> TASK GOAL: Print the lines of the material below exactly as they appear, starting at the line containing "y-axis-label-close: ) [17,114,28,117]" and ending at the line containing "x-alt-tick-label: 0.0 [76,310,88,320]", both included.

─── RECORDS PROVIDED

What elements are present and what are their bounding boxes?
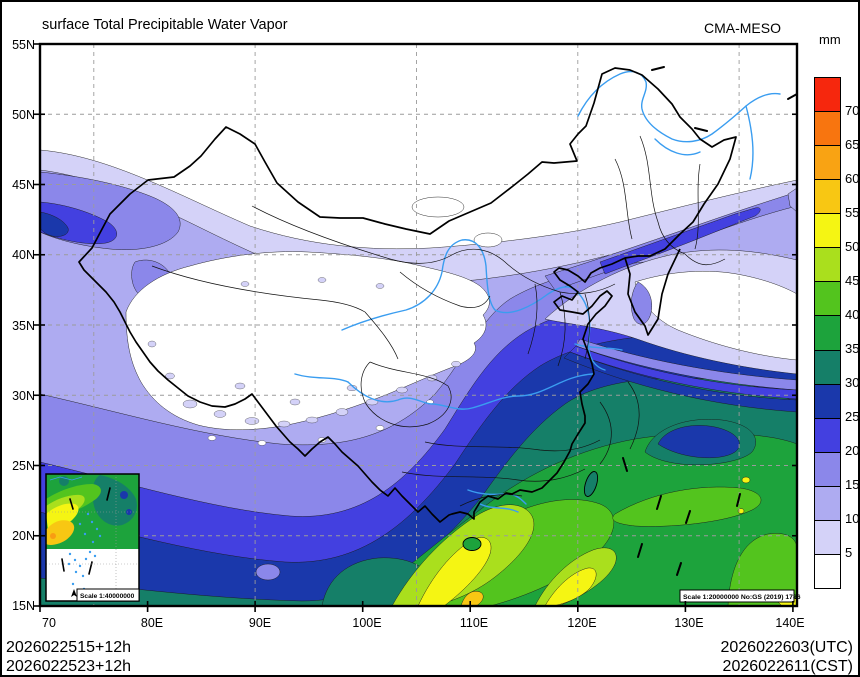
- colorbar-level: 25: [845, 409, 860, 424]
- colorbar-level: 5: [845, 545, 853, 560]
- lat-label: 20N: [12, 529, 35, 543]
- colorbar-cell: [815, 452, 840, 487]
- taiwan-island: [583, 471, 599, 497]
- colorbar-cell: [815, 316, 840, 351]
- lon-label: 90E: [248, 616, 272, 630]
- inset-scale-label: Scale 1:40000000: [80, 593, 135, 600]
- province-borders: [151, 135, 726, 507]
- colorbar-level: 50: [845, 239, 860, 254]
- colorbar-cell: [815, 520, 840, 555]
- inset-scale-box: [76, 588, 140, 602]
- colorbar-level: 60: [845, 171, 860, 186]
- colorbar-level: 70: [845, 103, 860, 118]
- page-title: surface Total Precipitable Water Vapor: [42, 17, 288, 33]
- valid-time-cst: 2026022611(CST): [722, 658, 853, 675]
- island-dashes: [622, 66, 798, 576]
- colorbar-cell: [815, 350, 840, 385]
- colorbar-cell: [815, 180, 840, 215]
- lat-label: 25N: [12, 459, 35, 473]
- colorbar-cell: [815, 418, 840, 453]
- run-time-line1: 2026022515+12h: [6, 639, 132, 656]
- colorbar-cell: [815, 486, 840, 521]
- lon-label: 140E: [775, 616, 805, 630]
- colorbar-level: 20: [845, 443, 860, 458]
- colorbar-level: 10: [845, 511, 860, 526]
- hainan-island: [462, 537, 482, 551]
- lon-label: 130E: [674, 616, 704, 630]
- colorbar: [814, 77, 841, 589]
- valid-time-utc: 2026022603(UTC): [720, 639, 853, 656]
- colorbar-cell: [815, 554, 840, 588]
- national-border: [78, 67, 737, 523]
- colorbar-cell: [815, 384, 840, 419]
- map-canvas: Scale 1:40000000 Scale 1:20000000 No:GS …: [34, 42, 801, 612]
- lat-label: 35N: [12, 319, 35, 333]
- lon-label: 100E: [352, 616, 382, 630]
- lon-label: 70: [42, 616, 56, 630]
- lat-label: 40N: [12, 248, 35, 262]
- model-label: CMA-MESO: [704, 20, 781, 36]
- colorbar-level: 45: [845, 273, 860, 288]
- colorbar-level: 40: [845, 307, 860, 322]
- run-time-line2: 2026022523+12h: [6, 658, 132, 675]
- colorbar-cell: [815, 214, 840, 249]
- colorbar-level: 30: [845, 375, 860, 390]
- south-china-sea-inset: Scale 1:40000000: [45, 473, 140, 602]
- lat-label: 55N: [12, 38, 35, 52]
- lat-label: 30N: [12, 389, 35, 403]
- colorbar-unit: mm: [819, 32, 841, 47]
- colorbar-cell: [815, 112, 840, 147]
- graticule: [40, 44, 797, 606]
- lon-label: 110E: [459, 616, 489, 630]
- colorbar-level: 15: [845, 477, 860, 492]
- map-scale-note: Scale 1:20000000 No:GS (2019) 1786: [679, 589, 801, 603]
- lon-label: 120E: [567, 616, 597, 630]
- colorbar-level: 65: [845, 137, 860, 152]
- scale-note-label: Scale 1:20000000 No:GS (2019) 1786: [683, 594, 801, 601]
- colorbar-cell: [815, 248, 840, 283]
- colorbar-level: 55: [845, 205, 860, 220]
- inset-scale-arrow-icon: [71, 589, 77, 597]
- lat-label: 50N: [12, 108, 35, 122]
- lat-label: 15N: [12, 599, 35, 613]
- colorbar-cell: [815, 282, 840, 317]
- pwv-contour-fills: [39, 149, 798, 607]
- colorbar-cell: [815, 146, 840, 181]
- colorbar-level: 35: [845, 341, 860, 356]
- colorbar-cell: [815, 78, 840, 113]
- axis-ticks: [34, 43, 797, 612]
- lon-label: 80E: [140, 616, 164, 630]
- lat-label: 45N: [12, 178, 35, 192]
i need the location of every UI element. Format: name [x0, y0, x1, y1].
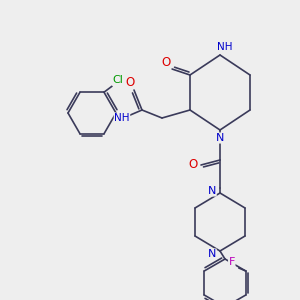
Text: Cl: Cl	[112, 75, 123, 85]
Text: NH: NH	[114, 113, 130, 123]
Text: N: N	[208, 186, 216, 196]
Text: NH: NH	[217, 42, 233, 52]
Text: O: O	[188, 158, 198, 172]
Text: O: O	[125, 76, 135, 88]
Text: F: F	[229, 257, 235, 267]
Text: O: O	[161, 56, 171, 70]
Text: N: N	[216, 133, 224, 143]
Text: N: N	[208, 249, 216, 259]
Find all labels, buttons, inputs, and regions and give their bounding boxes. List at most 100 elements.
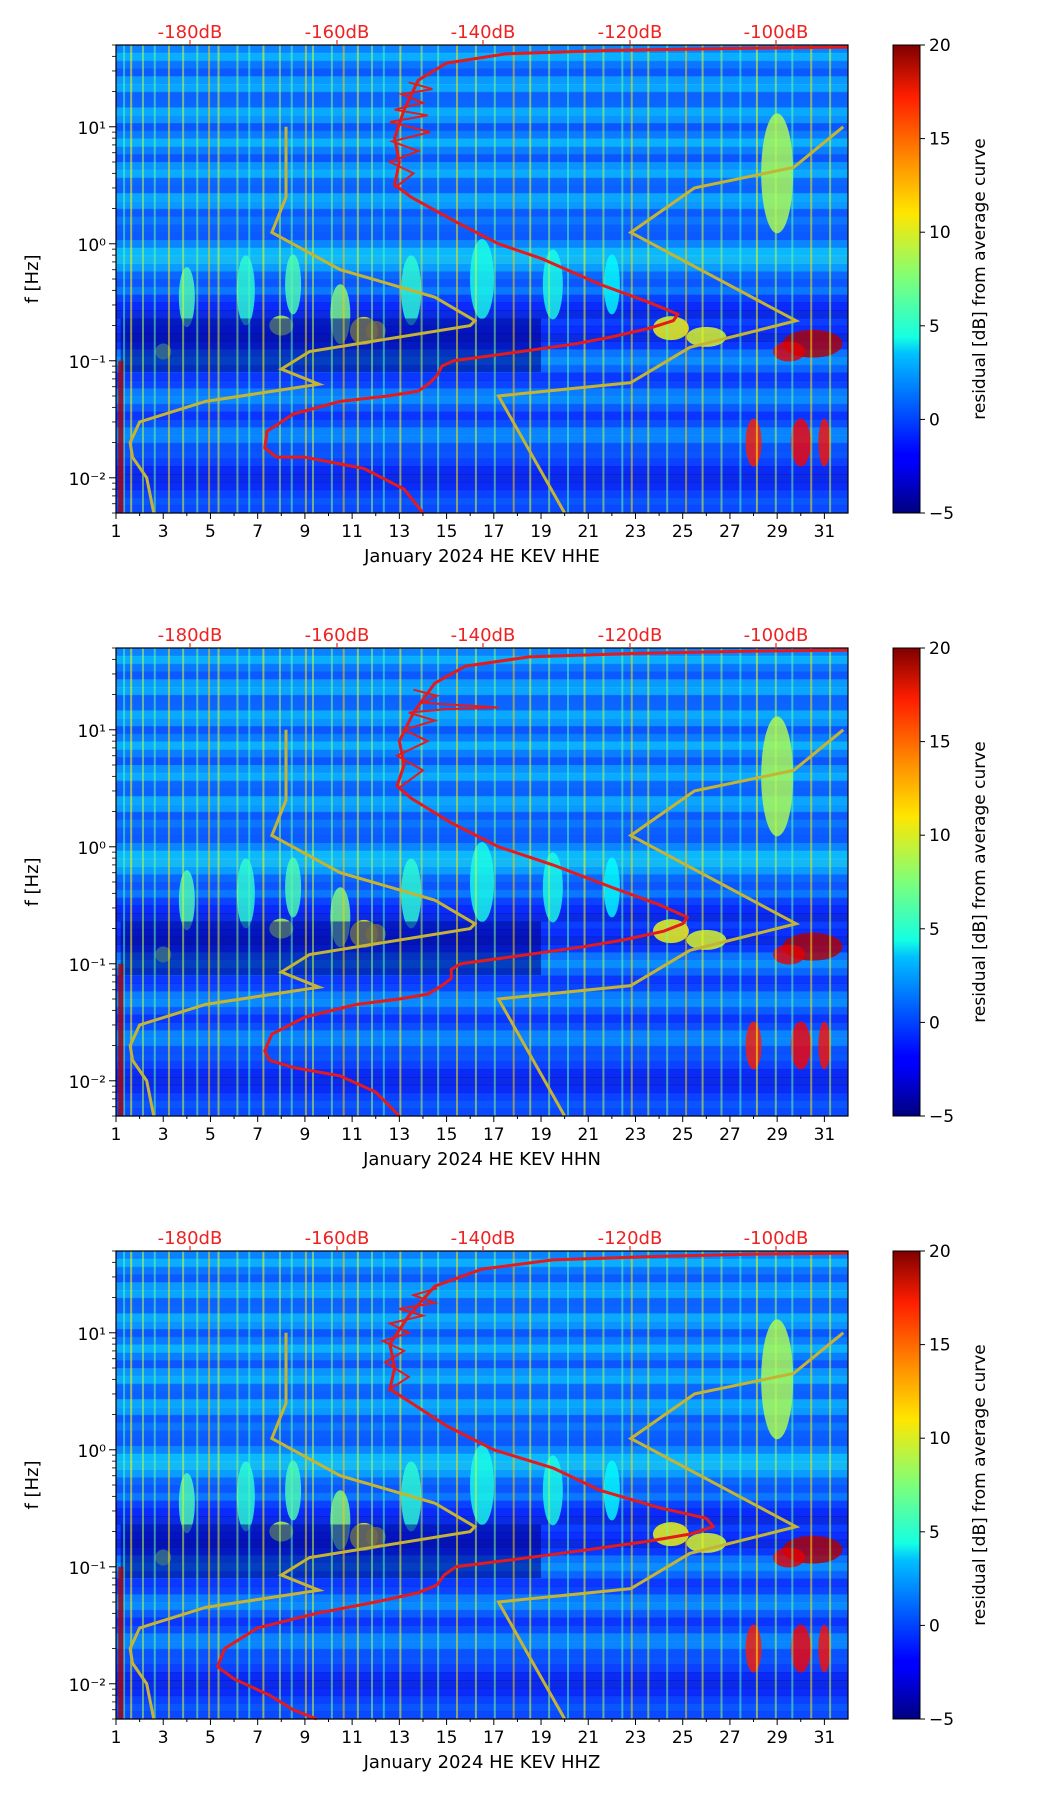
spectral-energy-blob — [603, 1460, 620, 1521]
band-row — [116, 1290, 848, 1299]
transient-stripe — [685, 648, 688, 1116]
spectral-energy-blob — [470, 842, 494, 922]
band-row — [116, 216, 848, 225]
band-row — [116, 1092, 848, 1101]
band-row — [116, 154, 848, 163]
transient-stripe — [567, 1251, 570, 1719]
spectral-energy-blob — [790, 1021, 811, 1070]
band-row — [116, 1006, 848, 1016]
spectral-energy-blob — [285, 254, 302, 315]
transient-stripe — [474, 45, 477, 513]
band-row — [116, 1014, 848, 1023]
transient-stripe — [330, 1251, 333, 1719]
transient-stripe — [621, 45, 624, 513]
transient-stripe — [548, 648, 551, 1116]
band-row — [116, 788, 848, 797]
band-row — [116, 123, 848, 132]
band-row — [116, 1108, 848, 1117]
x-tick-label: 3 — [158, 1125, 169, 1145]
x-tick-label: 19 — [530, 1125, 552, 1145]
band-row — [116, 1687, 848, 1697]
transient-stripe — [342, 45, 345, 513]
spectral-energy-blob — [236, 1461, 255, 1532]
transient-stripe — [236, 1251, 239, 1719]
transient-stripe — [290, 648, 293, 1116]
band-row — [116, 1258, 848, 1268]
band-row — [116, 497, 848, 506]
x-tick-label: 23 — [625, 1125, 647, 1145]
band-row — [116, 107, 848, 116]
transient-stripe — [829, 1251, 832, 1719]
transient-stripe — [529, 648, 532, 1116]
transient-stripe — [791, 648, 794, 1116]
x-tick-label: 5 — [205, 1125, 216, 1145]
band-row — [116, 185, 848, 194]
top-db-label: -180dB — [158, 22, 223, 43]
top-db-label: -160dB — [305, 1228, 370, 1249]
colorbar-tick-label: 15 — [929, 1336, 951, 1356]
band-row — [116, 671, 848, 680]
band-row — [116, 710, 848, 719]
transient-stripe — [141, 1251, 144, 1719]
transient-stripe — [356, 45, 359, 513]
spectral-energy-blob — [178, 267, 195, 328]
transient-stripe — [304, 45, 307, 513]
band-row — [116, 84, 848, 93]
x-tick-label: 27 — [719, 522, 741, 542]
spectral-energy-blob — [745, 418, 762, 467]
band-row — [116, 1336, 848, 1346]
transient-stripe — [666, 45, 669, 513]
x-tick-label: 11 — [341, 1728, 363, 1748]
band-row — [116, 1266, 848, 1275]
transient-stripe — [666, 648, 669, 1116]
colorbar-tick-label: 20 — [929, 36, 951, 56]
top-db-label: -140dB — [451, 22, 516, 43]
transient-stripe — [342, 1251, 345, 1719]
colorbar-tick-label: −5 — [929, 504, 954, 524]
colorbar: −5 0 5 10 15 20 residual [dB] from average cur… — [892, 639, 990, 1127]
transient-stripe — [602, 1251, 605, 1719]
transient-stripe — [182, 648, 185, 1116]
band-row — [116, 224, 848, 233]
spectral-energy-blob — [603, 254, 620, 315]
transient-stripe — [720, 648, 723, 1116]
band-row — [116, 1352, 848, 1361]
band-row — [116, 130, 848, 140]
band-row — [116, 411, 848, 420]
x-tick-label: 17 — [483, 522, 505, 542]
transient-stripe — [182, 45, 185, 513]
band-row — [116, 1329, 848, 1338]
band-row — [116, 819, 848, 828]
transient-stripe — [130, 648, 133, 1116]
y-tick-label: 10¹ — [78, 722, 106, 742]
x-tick-label: 9 — [299, 1728, 310, 1748]
band-row — [116, 1672, 848, 1681]
transient-stripe — [493, 45, 496, 513]
average-psd-curve-jitter — [387, 81, 433, 189]
transient-stripe — [720, 1251, 723, 1719]
band-row — [116, 1617, 848, 1626]
band-row — [116, 1430, 848, 1439]
y-tick-label: 10⁻¹ — [69, 956, 106, 976]
band-row — [116, 481, 848, 491]
x-tick-label: 25 — [672, 1728, 694, 1748]
top-db-label: -140dB — [451, 625, 516, 646]
transient-stripe — [666, 1251, 669, 1719]
x-axis-label: January 2024 HE KEV HHN — [362, 1149, 601, 1170]
x-tick-label: 21 — [577, 1728, 599, 1748]
band-row — [116, 1664, 848, 1673]
y-tick-label: 10⁻² — [69, 1676, 106, 1696]
transient-stripe — [529, 1251, 532, 1719]
colorbar-tick-label: 10 — [929, 826, 951, 846]
band-row — [116, 1030, 848, 1039]
y-axis-label: f [Hz] — [22, 1460, 43, 1509]
band-row — [116, 1578, 848, 1587]
transient-stripe — [399, 648, 402, 1116]
x-tick-label: 3 — [158, 1728, 169, 1748]
transient-stripe — [130, 45, 133, 513]
x-tick-label: 1 — [111, 1125, 122, 1145]
colorbar-tick-label: −5 — [929, 1107, 954, 1127]
spectral-energy-blob — [772, 341, 805, 362]
band-row — [116, 1711, 848, 1720]
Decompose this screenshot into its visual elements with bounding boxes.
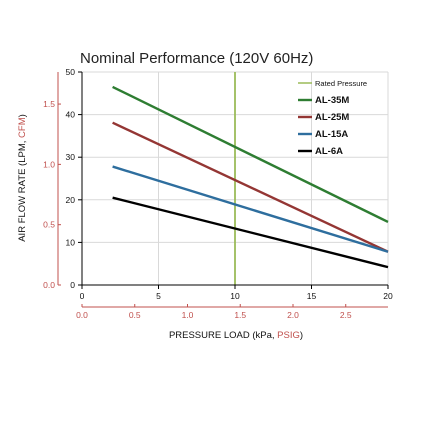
y-axis-label-close: ) [17,114,28,117]
y-axis-label: AIR FLOW RATE (LPM, CFM) [17,114,28,242]
x-tick-label: 5 [156,291,161,301]
alt-tick-labels: 0.0 0.5 1.0 1.5 2.0 2.5 0.0 0.5 1.0 1.5 [43,99,352,320]
legend-label-al-25m: AL-25M [315,112,349,123]
y-axis-label-alt: CFM [17,117,28,138]
y-tick-label: 40 [66,110,76,120]
legend-label-al-35m: AL-35M [315,95,349,106]
x-tick-label: 20 [383,291,393,301]
x-alt-tick-label: 0.5 [129,310,141,320]
x-alt-tick-label: 0.0 [76,310,88,320]
y-alt-tick-label: 0.0 [43,280,55,290]
series-line-al-35m [112,85,389,224]
legend: Rated Pressure AL-35M AL-25M AL-15A AL-6A [298,79,367,157]
series-line-al-6a [112,196,389,269]
axes [57,71,389,308]
tick-labels: 0 5 10 15 20 0 10 20 30 40 50 [66,67,393,301]
y-tick-label: 30 [66,152,76,162]
x-alt-tick-label: 2.0 [287,310,299,320]
x-axis-label-main: PRESSURE LOAD (kPa, [169,330,277,341]
legend-label-al-15a: AL-15A [315,129,348,140]
x-axis-label: PRESSURE LOAD (kPa, PSIG) [169,330,303,341]
y-axis-label-main: AIR FLOW RATE (LPM, [17,138,28,242]
x-tick-label: 15 [307,291,317,301]
legend-label-rated-pressure: Rated Pressure [315,79,367,88]
y-tick-label: 0 [70,280,75,290]
x-alt-tick-label: 1.5 [234,310,246,320]
x-tick-label: 0 [80,291,85,301]
x-alt-tick-label: 1.0 [182,310,194,320]
series-line-al-15a [112,165,389,253]
series-layer [112,72,389,285]
chart-title: Nominal Performance (120V 60Hz) [80,50,313,67]
y-alt-tick-label: 0.5 [43,220,55,230]
y-tick-label: 20 [66,195,76,205]
x-axis-label-close: ) [300,330,303,341]
y-alt-tick-label: 1.5 [43,99,55,109]
y-alt-tick-label: 1.0 [43,159,55,169]
y-tick-label: 50 [66,67,76,77]
series-line-al-25m [112,121,389,253]
x-alt-tick-label: 2.5 [340,310,352,320]
y-tick-label: 10 [66,237,76,247]
legend-label-al-6a: AL-6A [315,146,343,157]
x-tick-label: 10 [230,291,240,301]
x-axis-label-alt: PSIG [277,330,300,341]
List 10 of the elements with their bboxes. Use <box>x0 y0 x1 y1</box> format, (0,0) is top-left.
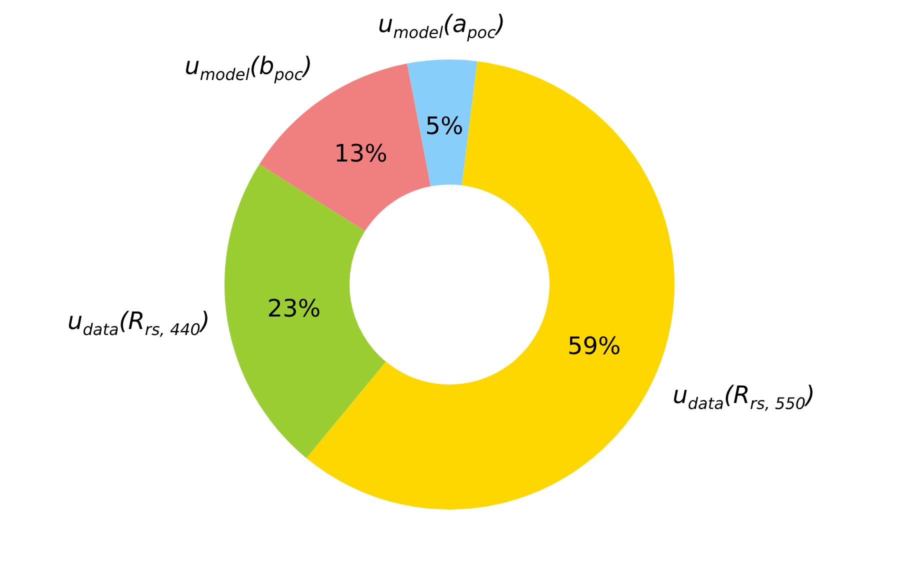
donut-slice <box>407 60 478 186</box>
data-label: 5% <box>425 112 464 140</box>
data-label: 59% <box>567 332 621 360</box>
slice-label: u$_{model}$(a$_{poc}$) <box>378 10 506 42</box>
data-label: 13% <box>334 139 388 168</box>
slice-label: u$_{model}$(b$_{poc}$) <box>184 52 312 84</box>
slice-label: u$_{data}$(R$_{rs, 550}$) <box>672 380 815 412</box>
donut-slice <box>224 164 386 458</box>
slice-label: u$_{data}$(R$_{rs, 440}$) <box>68 306 210 339</box>
data-label: 23% <box>267 294 321 322</box>
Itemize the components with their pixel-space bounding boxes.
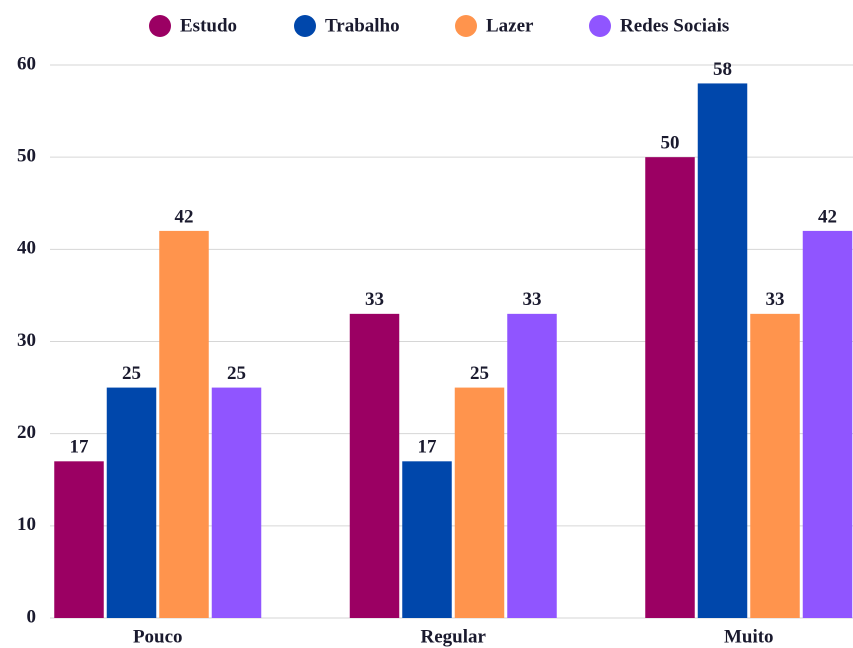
x-tick-label: Pouco [133, 626, 183, 647]
y-tick-label: 60 [17, 53, 36, 74]
value-label: 50 [661, 133, 680, 154]
value-label: 33 [766, 289, 785, 310]
value-label: 25 [122, 363, 141, 384]
legend-label: Trabalho [325, 15, 400, 36]
bar [697, 83, 748, 618]
bar [159, 230, 209, 618]
y-tick-label: 0 [27, 606, 37, 627]
value-label: 58 [713, 59, 732, 80]
value-label: 33 [523, 289, 542, 310]
y-tick-label: 30 [17, 330, 36, 351]
bar [402, 461, 452, 618]
x-tick-label: Regular [421, 626, 487, 647]
y-tick-label: 40 [17, 238, 36, 259]
bar [750, 313, 800, 618]
value-label: 25 [470, 363, 489, 384]
y-tick-label: 50 [17, 146, 36, 167]
value-label: 25 [227, 363, 246, 384]
legend-marker [294, 15, 316, 37]
legend-label: Redes Sociais [620, 15, 729, 36]
y-tick-label: 20 [17, 422, 36, 443]
value-label: 17 [418, 437, 438, 458]
legend-label: Lazer [486, 15, 534, 36]
bar [349, 313, 400, 618]
legend-marker [149, 15, 171, 37]
bar [802, 230, 853, 618]
legend-marker [455, 15, 477, 37]
x-tick-label: Muito [724, 626, 774, 647]
legend-marker [589, 15, 611, 37]
bar [645, 157, 695, 618]
bar [106, 387, 157, 618]
legend-label: Estudo [180, 15, 237, 36]
bar [211, 387, 262, 618]
value-label: 42 [175, 206, 194, 227]
value-label: 33 [365, 289, 384, 310]
bar [454, 387, 505, 618]
bar [54, 461, 104, 618]
value-label: 42 [818, 206, 837, 227]
value-label: 17 [70, 437, 90, 458]
y-tick-label: 10 [17, 514, 36, 535]
bar [507, 313, 557, 618]
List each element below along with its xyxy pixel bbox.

──────

> OUTPUT:
y-axis-label-close: ) [17,114,28,117]
y-axis-label: AIR FLOW RATE (LPM, CFM) [17,114,28,242]
x-tick-label: 5 [156,291,161,301]
alt-tick-labels: 0.0 0.5 1.0 1.5 2.0 2.5 0.0 0.5 1.0 1.5 [43,99,352,320]
legend-label-al-25m: AL-25M [315,112,349,123]
y-axis-label-alt: CFM [17,117,28,138]
y-tick-label: 40 [66,110,76,120]
legend-label-al-35m: AL-35M [315,95,349,106]
x-tick-label: 20 [383,291,393,301]
x-alt-tick-label: 0.5 [129,310,141,320]
x-alt-tick-label: 0.0 [76,310,88,320]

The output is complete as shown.